Dataset records
====
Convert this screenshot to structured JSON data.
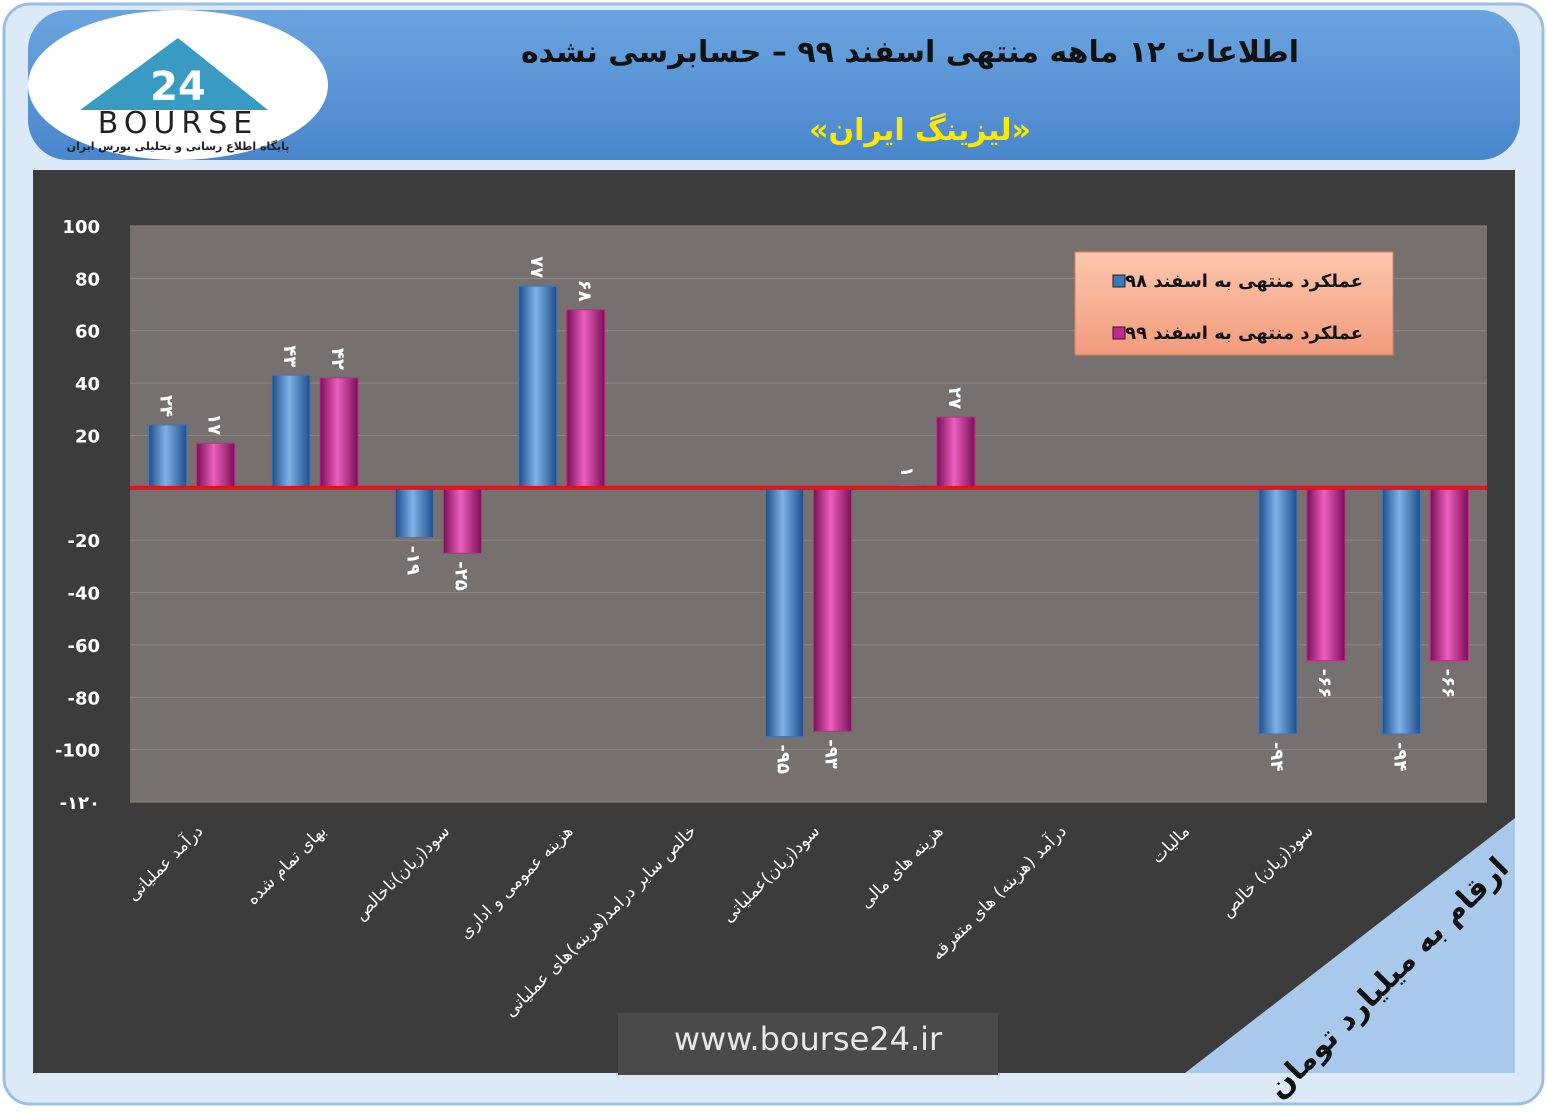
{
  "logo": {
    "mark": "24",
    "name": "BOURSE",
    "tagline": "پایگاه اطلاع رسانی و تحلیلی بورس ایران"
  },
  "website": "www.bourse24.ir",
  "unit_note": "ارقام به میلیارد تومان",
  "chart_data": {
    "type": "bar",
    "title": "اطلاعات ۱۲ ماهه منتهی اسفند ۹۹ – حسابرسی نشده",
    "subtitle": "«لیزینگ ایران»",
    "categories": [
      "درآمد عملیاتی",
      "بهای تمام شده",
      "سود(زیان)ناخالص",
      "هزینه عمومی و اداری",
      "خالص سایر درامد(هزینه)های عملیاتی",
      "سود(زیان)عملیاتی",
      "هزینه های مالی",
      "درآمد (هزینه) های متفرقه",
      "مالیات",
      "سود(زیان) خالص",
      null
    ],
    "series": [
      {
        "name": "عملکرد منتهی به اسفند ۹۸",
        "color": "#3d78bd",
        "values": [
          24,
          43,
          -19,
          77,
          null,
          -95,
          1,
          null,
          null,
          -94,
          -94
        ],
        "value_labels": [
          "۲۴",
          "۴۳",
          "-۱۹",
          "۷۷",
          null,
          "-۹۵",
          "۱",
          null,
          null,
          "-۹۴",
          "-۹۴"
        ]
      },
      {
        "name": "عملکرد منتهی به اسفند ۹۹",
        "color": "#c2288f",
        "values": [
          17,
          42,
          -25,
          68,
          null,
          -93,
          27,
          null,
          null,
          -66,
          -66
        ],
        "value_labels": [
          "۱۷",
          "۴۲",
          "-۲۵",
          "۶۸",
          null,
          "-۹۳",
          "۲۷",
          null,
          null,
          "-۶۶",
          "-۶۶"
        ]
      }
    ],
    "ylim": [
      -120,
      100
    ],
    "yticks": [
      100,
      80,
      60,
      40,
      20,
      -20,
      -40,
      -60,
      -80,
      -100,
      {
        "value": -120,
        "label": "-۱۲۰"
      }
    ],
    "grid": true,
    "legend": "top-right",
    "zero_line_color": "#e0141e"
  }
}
====
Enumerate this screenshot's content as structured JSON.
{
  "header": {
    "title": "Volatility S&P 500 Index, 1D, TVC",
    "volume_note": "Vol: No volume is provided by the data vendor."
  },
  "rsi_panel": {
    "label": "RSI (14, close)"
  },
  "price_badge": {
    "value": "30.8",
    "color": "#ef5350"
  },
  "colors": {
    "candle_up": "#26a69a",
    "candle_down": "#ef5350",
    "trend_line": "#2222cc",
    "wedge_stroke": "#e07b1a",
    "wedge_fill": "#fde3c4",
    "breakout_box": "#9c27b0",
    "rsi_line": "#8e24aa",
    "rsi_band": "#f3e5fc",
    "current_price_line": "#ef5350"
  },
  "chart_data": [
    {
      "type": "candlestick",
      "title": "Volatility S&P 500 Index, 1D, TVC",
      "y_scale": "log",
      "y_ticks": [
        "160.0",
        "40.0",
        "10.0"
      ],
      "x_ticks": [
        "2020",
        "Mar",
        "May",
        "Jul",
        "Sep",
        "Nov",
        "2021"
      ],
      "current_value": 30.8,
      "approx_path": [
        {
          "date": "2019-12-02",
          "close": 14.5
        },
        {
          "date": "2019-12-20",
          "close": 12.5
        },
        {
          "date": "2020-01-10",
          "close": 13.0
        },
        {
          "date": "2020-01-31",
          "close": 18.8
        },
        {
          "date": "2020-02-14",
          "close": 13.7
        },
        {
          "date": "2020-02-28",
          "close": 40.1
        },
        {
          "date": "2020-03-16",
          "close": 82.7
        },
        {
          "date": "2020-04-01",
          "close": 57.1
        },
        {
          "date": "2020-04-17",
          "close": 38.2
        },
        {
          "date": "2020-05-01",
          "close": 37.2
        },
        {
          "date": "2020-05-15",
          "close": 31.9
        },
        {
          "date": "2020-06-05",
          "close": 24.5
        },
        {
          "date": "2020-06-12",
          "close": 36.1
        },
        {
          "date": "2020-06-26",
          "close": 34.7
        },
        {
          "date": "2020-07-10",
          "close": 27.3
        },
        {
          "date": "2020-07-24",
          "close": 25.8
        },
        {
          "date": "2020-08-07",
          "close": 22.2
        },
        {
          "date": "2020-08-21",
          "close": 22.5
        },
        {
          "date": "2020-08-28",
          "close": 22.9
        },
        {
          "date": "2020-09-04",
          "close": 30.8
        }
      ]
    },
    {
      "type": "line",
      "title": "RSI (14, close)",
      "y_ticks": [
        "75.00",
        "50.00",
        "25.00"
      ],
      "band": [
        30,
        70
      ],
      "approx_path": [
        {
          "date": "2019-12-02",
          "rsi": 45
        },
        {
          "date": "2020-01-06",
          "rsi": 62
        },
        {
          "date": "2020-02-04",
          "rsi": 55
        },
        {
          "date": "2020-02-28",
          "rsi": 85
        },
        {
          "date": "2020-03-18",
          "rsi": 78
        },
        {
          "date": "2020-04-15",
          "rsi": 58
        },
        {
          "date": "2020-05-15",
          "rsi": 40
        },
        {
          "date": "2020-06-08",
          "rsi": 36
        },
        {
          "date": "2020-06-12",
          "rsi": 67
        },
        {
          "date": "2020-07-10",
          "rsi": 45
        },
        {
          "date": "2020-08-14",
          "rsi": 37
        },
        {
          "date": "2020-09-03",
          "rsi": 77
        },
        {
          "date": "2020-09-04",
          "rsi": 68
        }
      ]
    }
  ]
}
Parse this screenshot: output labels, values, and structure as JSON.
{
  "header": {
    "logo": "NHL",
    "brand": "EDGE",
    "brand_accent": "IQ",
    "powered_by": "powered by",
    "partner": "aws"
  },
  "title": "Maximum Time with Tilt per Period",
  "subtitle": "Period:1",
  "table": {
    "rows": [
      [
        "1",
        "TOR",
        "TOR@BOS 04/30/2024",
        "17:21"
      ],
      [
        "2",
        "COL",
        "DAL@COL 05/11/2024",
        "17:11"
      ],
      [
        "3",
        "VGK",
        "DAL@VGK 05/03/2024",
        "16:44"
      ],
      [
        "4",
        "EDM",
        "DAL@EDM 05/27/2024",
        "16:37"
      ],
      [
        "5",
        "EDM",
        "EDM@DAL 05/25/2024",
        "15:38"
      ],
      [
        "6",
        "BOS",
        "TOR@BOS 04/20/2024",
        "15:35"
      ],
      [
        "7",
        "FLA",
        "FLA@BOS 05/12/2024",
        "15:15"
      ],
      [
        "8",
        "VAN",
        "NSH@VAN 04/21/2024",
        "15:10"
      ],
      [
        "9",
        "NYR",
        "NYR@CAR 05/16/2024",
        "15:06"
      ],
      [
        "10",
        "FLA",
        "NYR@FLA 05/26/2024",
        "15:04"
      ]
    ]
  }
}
====
Exercise instructions: Extract each line holding the word "درآمد" from the records.

Exercise answer:
      "درآمد عملیاتی",
      "درآمد (هزینه) های متفرقه",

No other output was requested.